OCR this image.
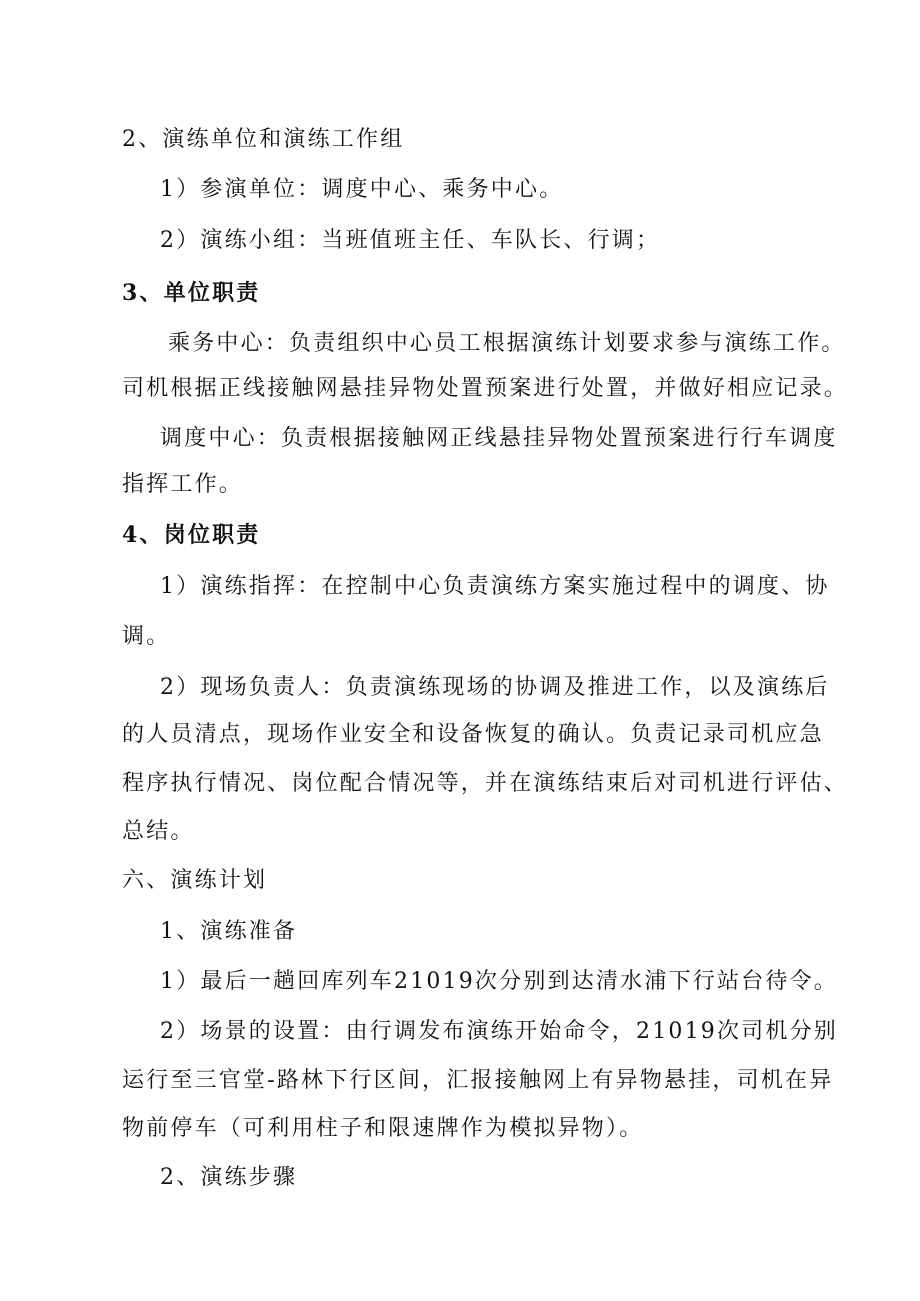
2、演练单位和演练工作组

1）参演单位：调度中心、乘务中心。

2）演练小组：当班值班主任、车队长、行调；

3、单位职责

乘务中心：负责组织中心员工根据演练计划要求参与演练工作。

司机根据正线接触网悬挂异物处置预案进行处置，并做好相应记录。

调度中心：负责根据接触网正线悬挂异物处置预案进行行车调度

指挥工作。

4、岗位职责

1）演练指挥：在控制中心负责演练方案实施过程中的调度、协

调。

2）现场负责人：负责演练现场的协调及推进工作，以及演练后

的人员清点，现场作业安全和设备恢复的确认。负责记录司机应急

程序执行情况、岗位配合情况等，并在演练结束后对司机进行评估、

总结。

六、演练计划

1、演练准备

1）最后一趟回库列车21019次分别到达清水浦下行站台待令。

2）场景的设置：由行调发布演练开始命令，21019次司机分别

运行至三官堂-路林下行区间，汇报接触网上有异物悬挂，司机在异

物前停车（可利用柱子和限速牌作为模拟异物）。

2、演练步骤
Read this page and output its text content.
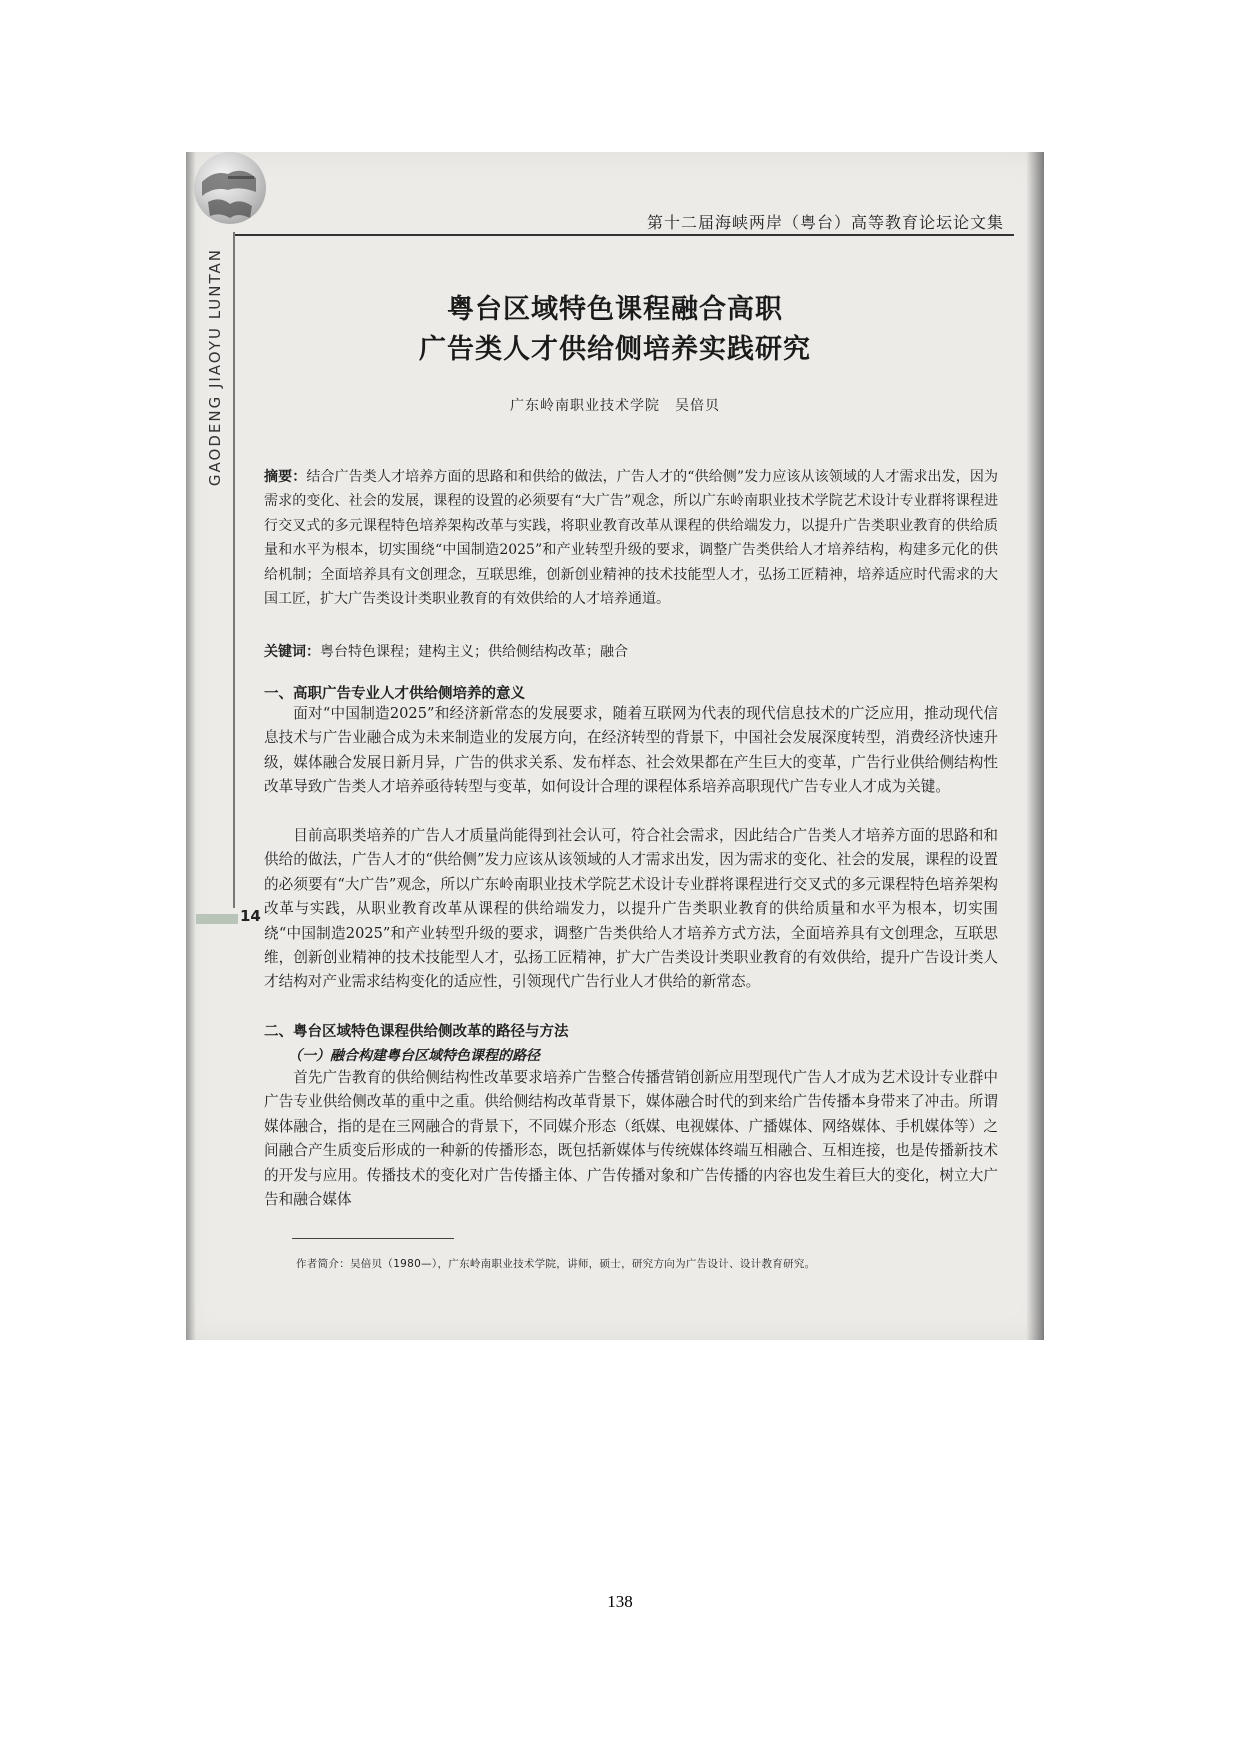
第十二届海峡两岸（粤台）高等教育论坛论文集
GAODENG JIAOYU LUNTAN
14
粤台区域特色课程融合高职
广告类人才供给侧培养实践研究
广东岭南职业技术学院　吴倍贝

摘要：结合广告类人才培养方面的思路和和供给的做法，广告人才的“供给侧”发力应该从该领域的人才需求出发，因为需求的变化、社会的发展，课程的设置的必须要有“大广告”观念，所以广东岭南职业技术学院艺术设计专业群将课程进行交叉式的多元课程特色培养架构改革与实践，将职业教育改革从课程的供给端发力，以提升广告类职业教育的供给质量和水平为根本，切实围绕“中国制造2025”和产业转型升级的要求，调整广告类供给人才培养结构，构建多元化的供给机制；全面培养具有文创理念，互联思维，创新创业精神的技术技能型人才，弘扬工匠精神，培养适应时代需求的大国工匠，扩大广告类设计类职业教育的有效供给的人才培养通道。

关键词：粤台特色课程；建构主义；供给侧结构改革；融合

一、高职广告专业人才供给侧培养的意义

面对“中国制造2025”和经济新常态的发展要求，随着互联网为代表的现代信息技术的广泛应用，推动现代信息技术与广告业融合成为未来制造业的发展方向，在经济转型的背景下，中国社会发展深度转型，消费经济快速升级，媒体融合发展日新月异，广告的供求关系、发布样态、社会效果都在产生巨大的变革，广告行业供给侧结构性改革导致广告类人才培养亟待转型与变革，如何设计合理的课程体系培养高职现代广告专业人才成为关键。

目前高职类培养的广告人才质量尚能得到社会认可，符合社会需求，因此结合广告类人才培养方面的思路和和供给的做法，广告人才的“供给侧”发力应该从该领域的人才需求出发，因为需求的变化、社会的发展，课程的设置的必须要有“大广告”观念，所以广东岭南职业技术学院艺术设计专业群将课程进行交叉式的多元课程特色培养架构改革与实践，从职业教育改革从课程的供给端发力，以提升广告类职业教育的供给质量和水平为根本，切实围绕“中国制造2025”和产业转型升级的要求，调整广告类供给人才培养方式方法，全面培养具有文创理念，互联思维，创新创业精神的技术技能型人才，弘扬工匠精神，扩大广告类设计类职业教育的有效供给，提升广告设计类人才结构对产业需求结构变化的适应性，引领现代广告行业人才供给的新常态。

二、粤台区域特色课程供给侧改革的路径与方法
（一）融合构建粤台区域特色课程的路径

首先广告教育的供给侧结构性改革要求培养广告整合传播营销创新应用型现代广告人才成为艺术设计专业群中广告专业供给侧改革的重中之重。供给侧结构改革背景下，媒体融合时代的到来给广告传播本身带来了冲击。所谓媒体融合，指的是在三网融合的背景下，不同媒介形态（纸媒、电视媒体、广播媒体、网络媒体、手机媒体等）之间融合产生质变后形成的一种新的传播形态，既包括新媒体与传统媒体终端互相融合、互相连接，也是传播新技术的开发与应用。传播技术的变化对广告传播主体、广告传播对象和广告传播的内容也发生着巨大的变化，树立大广告和融合媒体

作者简介：吴倍贝（1980—），广东岭南职业技术学院，讲师，硕士，研究方向为广告设计、设计教育研究。
138
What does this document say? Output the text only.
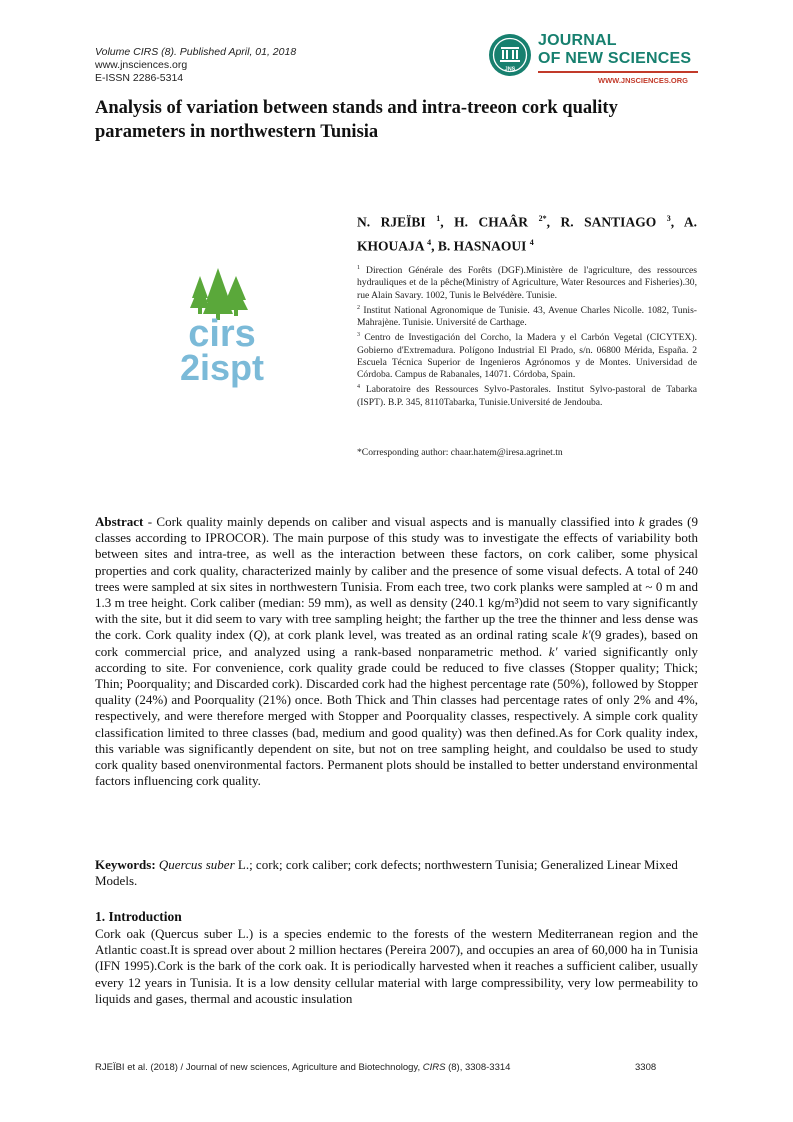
Volume CIRS (8). Published April, 01, 2018
www.jnsciences.org
E-ISSN 2286-5314
JNS
JOURNAL
OF NEW SCIENCES
WWW.JNSCIENCES.ORG
Analysis of variation between stands and intra-treeon cork quality parameters in northwestern Tunisia
N. RJEÏBI $^1$, H. CHAÂR $^{2*}$, R. SANTIAGO $^3$, A. KHOUAJA $^4$, B. HASNAOUI $^4$
cirs
2ispt

$^1$ Direction Générale des Forêts (DGF).Ministère de l'agriculture, des ressources hydrauliques et de la pêche(Ministry of Agriculture, Water Resources and Fisheries).30, rue Alain Savary. 1002, Tunis le Belvédère. Tunisie.

$^2$ Institut National Agronomique de Tunisie. 43, Avenue Charles Nicolle. 1082, Tunis- Mahrajène. Tunisie. Université de Carthage.

$^3$ Centro de Investigación del Corcho, la Madera y el Carbón Vegetal (CICYTEX). Gobierno d'Extremadura. Polígono Industrial El Prado, s/n. 06800 Mérida, España. 2 Escuela Técnica Superior de Ingenieros Agrónomos y de Montes. Universidad de Córdoba. Campus de Rabanales, 14071. Córdoba, Spain.

$^4$ Laboratoire des Ressources Sylvo-Pastorales. Institut Sylvo-pastoral de Tabarka (ISPT). B.P. 345, 8110Tabarka, Tunisie.Université de Jendouba.

*Corresponding author: chaar.hatem@iresa.agrinet.tn

Abstract - Cork quality mainly depends on caliber and visual aspects and is manually classified into k grades (9 classes according to IPROCOR). The main purpose of this study was to investigate the effects of variability both between sites and intra-tree, as well as the interaction between these factors, on cork caliber, some physical properties and cork quality, characterized mainly by caliber and the presence of some visual defects. A total of 240 trees were sampled at six sites in northwestern Tunisia. From each tree, two cork planks were sampled at ~ 0 m and 1.3 m tree height. Cork caliber (median: 59 mm), as well as density (240.1 kg/m³)did not seem to vary significantly with the site, but it did seem to vary with tree sampling height; the farther up the tree the thinner and less dense was the cork. Cork quality index (Q), at cork plank level, was treated as an ordinal rating scale k'(9 grades), based on cork commercial price, and analyzed using a rank-based nonparametric method. k' varied significantly only according to site. For convenience, cork quality grade could be reduced to five classes (Stopper quality; Thick; Thin; Poorquality; and Discarded cork). Discarded cork had the highest percentage rate (50%), followed by Stopper quality (24%) and Poorquality (21%) once. Both Thick and Thin classes had percentage rates of only 2% and 4%, respectively, and were therefore merged with Stopper and Poorquality classes, respectively. A simple cork quality classification limited to three classes (bad, medium and good quality) was then defined.As for Cork quality index, this variable was significantly dependent on site, but not on tree sampling height, and couldalso be used to study cork quality based onenvironmental factors. Permanent plots should be installed to better understand environmental factors influencing cork quality.

Keywords: Quercus suber L.; cork; cork caliber; cork defects; northwestern Tunisia; Generalized Linear Mixed Models.

1. Introduction

Cork oak (Quercus suber L.) is a species endemic to the forests of the western Mediterranean region and the Atlantic coast.It is spread over about 2 million hectares (Pereira 2007), and occupies an area of 60,000 ha in Tunisia (IFN 1995).Cork is the bark of the cork oak. It is periodically harvested when it reaches a sufficient caliber, usually every 12 years in Tunisia. It is a low density cellular material with large compressibility, very low permeability to liquids and gases, thermal and acoustic insulation

RJEÏBI et al. (2018) / Journal of new sciences, Agriculture and Biotechnology, CIRS (8), 3308-3314	3308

* _Challenge_: Without including any pictures, output all the entries above exactly.

* _Task result_:
OCR this image.
2、演练单位和演练工作组

1）参演单位：调度中心、乘务中心。

2）演练小组：当班值班主任、车队长、行调；

3、单位职责

乘务中心：负责组织中心员工根据演练计划要求参与演练工作。

司机根据正线接触网悬挂异物处置预案进行处置，并做好相应记录。

调度中心：负责根据接触网正线悬挂异物处置预案进行行车调度

指挥工作。

4、岗位职责

1）演练指挥：在控制中心负责演练方案实施过程中的调度、协

调。

2）现场负责人：负责演练现场的协调及推进工作，以及演练后

的人员清点，现场作业安全和设备恢复的确认。负责记录司机应急

程序执行情况、岗位配合情况等，并在演练结束后对司机进行评估、

总结。

六、演练计划

1、演练准备

1）最后一趟回库列车21019次分别到达清水浦下行站台待令。

2）场景的设置：由行调发布演练开始命令，21019次司机分别

运行至三官堂-路林下行区间，汇报接触网上有异物悬挂，司机在异

物前停车（可利用柱子和限速牌作为模拟异物）。

2、演练步骤
Read this page and output its text content.
第十二届海峡两岸（粤台）高等教育论坛论文集
GAODENG JIAOYU LUNTAN
14
粤台区域特色课程融合高职
广告类人才供给侧培养实践研究
广东岭南职业技术学院　吴倍贝

摘要：结合广告类人才培养方面的思路和和供给的做法，广告人才的“供给侧”发力应该从该领域的人才需求出发，因为需求的变化、社会的发展，课程的设置的必须要有“大广告”观念，所以广东岭南职业技术学院艺术设计专业群将课程进行交叉式的多元课程特色培养架构改革与实践，将职业教育改革从课程的供给端发力，以提升广告类职业教育的供给质量和水平为根本，切实围绕“中国制造2025”和产业转型升级的要求，调整广告类供给人才培养结构，构建多元化的供给机制；全面培养具有文创理念，互联思维，创新创业精神的技术技能型人才，弘扬工匠精神，培养适应时代需求的大国工匠，扩大广告类设计类职业教育的有效供给的人才培养通道。

关键词：粤台特色课程；建构主义；供给侧结构改革；融合

一、高职广告专业人才供给侧培养的意义

面对“中国制造2025”和经济新常态的发展要求，随着互联网为代表的现代信息技术的广泛应用，推动现代信息技术与广告业融合成为未来制造业的发展方向，在经济转型的背景下，中国社会发展深度转型，消费经济快速升级，媒体融合发展日新月异，广告的供求关系、发布样态、社会效果都在产生巨大的变革，广告行业供给侧结构性改革导致广告类人才培养亟待转型与变革，如何设计合理的课程体系培养高职现代广告专业人才成为关键。

目前高职类培养的广告人才质量尚能得到社会认可，符合社会需求，因此结合广告类人才培养方面的思路和和供给的做法，广告人才的“供给侧”发力应该从该领域的人才需求出发，因为需求的变化、社会的发展，课程的设置的必须要有“大广告”观念，所以广东岭南职业技术学院艺术设计专业群将课程进行交叉式的多元课程特色培养架构改革与实践，从职业教育改革从课程的供给端发力，以提升广告类职业教育的供给质量和水平为根本，切实围绕“中国制造2025”和产业转型升级的要求，调整广告类供给人才培养方式方法，全面培养具有文创理念，互联思维，创新创业精神的技术技能型人才，弘扬工匠精神，扩大广告类设计类职业教育的有效供给，提升广告设计类人才结构对产业需求结构变化的适应性，引领现代广告行业人才供给的新常态。

二、粤台区域特色课程供给侧改革的路径与方法
（一）融合构建粤台区域特色课程的路径

首先广告教育的供给侧结构性改革要求培养广告整合传播营销创新应用型现代广告人才成为艺术设计专业群中广告专业供给侧改革的重中之重。供给侧结构改革背景下，媒体融合时代的到来给广告传播本身带来了冲击。所谓媒体融合，指的是在三网融合的背景下，不同媒介形态（纸媒、电视媒体、广播媒体、网络媒体、手机媒体等）之间融合产生质变后形成的一种新的传播形态，既包括新媒体与传统媒体终端互相融合、互相连接，也是传播新技术的开发与应用。传播技术的变化对广告传播主体、广告传播对象和广告传播的内容也发生着巨大的变化，树立大广告和融合媒体

作者简介：吴倍贝（1980—），广东岭南职业技术学院，讲师，硕士，研究方向为广告设计、设计教育研究。
138
What does this document say? Output the text only.
Volume CIRS (8). Published April, 01, 2018
www.jnsciences.org
E-ISSN 2286-5314
JNS
JOURNAL
OF NEW SCIENCES
WWW.JNSCIENCES.ORG
Analysis of variation between stands and intra-treeon cork quality parameters in northwestern Tunisia
N. RJEÏBI $^1$, H. CHAÂR $^{2*}$, R. SANTIAGO $^3$, A. KHOUAJA $^4$, B. HASNAOUI $^4$
cirs
2ispt

$^1$ Direction Générale des Forêts (DGF).Ministère de l'agriculture, des ressources hydrauliques et de la pêche(Ministry of Agriculture, Water Resources and Fisheries).30, rue Alain Savary. 1002, Tunis le Belvédère. Tunisie.

$^2$ Institut National Agronomique de Tunisie. 43, Avenue Charles Nicolle. 1082, Tunis- Mahrajène. Tunisie. Université de Carthage.

$^3$ Centro de Investigación del Corcho, la Madera y el Carbón Vegetal (CICYTEX). Gobierno d'Extremadura. Polígono Industrial El Prado, s/n. 06800 Mérida, España. 2 Escuela Técnica Superior de Ingenieros Agrónomos y de Montes. Universidad de Córdoba. Campus de Rabanales, 14071. Córdoba, Spain.

$^4$ Laboratoire des Ressources Sylvo-Pastorales. Institut Sylvo-pastoral de Tabarka (ISPT). B.P. 345, 8110Tabarka, Tunisie.Université de Jendouba.

*Corresponding author: chaar.hatem@iresa.agrinet.tn

Abstract - Cork quality mainly depends on caliber and visual aspects and is manually classified into k grades (9 classes according to IPROCOR). The main purpose of this study was to investigate the effects of variability both between sites and intra-tree, as well as the interaction between these factors, on cork caliber, some physical properties and cork quality, characterized mainly by caliber and the presence of some visual defects. A total of 240 trees were sampled at six sites in northwestern Tunisia. From each tree, two cork planks were sampled at ~ 0 m and 1.3 m tree height. Cork caliber (median: 59 mm), as well as density (240.1 kg/m³)did not seem to vary significantly with the site, but it did seem to vary with tree sampling height; the farther up the tree the thinner and less dense was the cork. Cork quality index (Q), at cork plank level, was treated as an ordinal rating scale k'(9 grades), based on cork commercial price, and analyzed using a rank-based nonparametric method. k' varied significantly only according to site. For convenience, cork quality grade could be reduced to five classes (Stopper quality; Thick; Thin; Poorquality; and Discarded cork). Discarded cork had the highest percentage rate (50%), followed by Stopper quality (24%) and Poorquality (21%) once. Both Thick and Thin classes had percentage rates of only 2% and 4%, respectively, and were therefore merged with Stopper and Poorquality classes, respectively. A simple cork quality classification limited to three classes (bad, medium and good quality) was then defined.As for Cork quality index, this variable was significantly dependent on site, but not on tree sampling height, and couldalso be used to study cork quality based onenvironmental factors. Permanent plots should be installed to better understand environmental factors influencing cork quality.

Keywords: Quercus suber L.; cork; cork caliber; cork defects; northwestern Tunisia; Generalized Linear Mixed Models.

1. Introduction

Cork oak (Quercus suber L.) is a species endemic to the forests of the western Mediterranean region and the Atlantic coast.It is spread over about 2 million hectares (Pereira 2007), and occupies an area of 60,000 ha in Tunisia (IFN 1995).Cork is the bark of the cork oak. It is periodically harvested when it reaches a sufficient caliber, usually every 12 years in Tunisia. It is a low density cellular material with large compressibility, very low permeability to liquids and gases, thermal and acoustic insulation

RJEÏBI et al. (2018) / Journal of new sciences, Agriculture and Biotechnology, CIRS (8), 3308-3314	3308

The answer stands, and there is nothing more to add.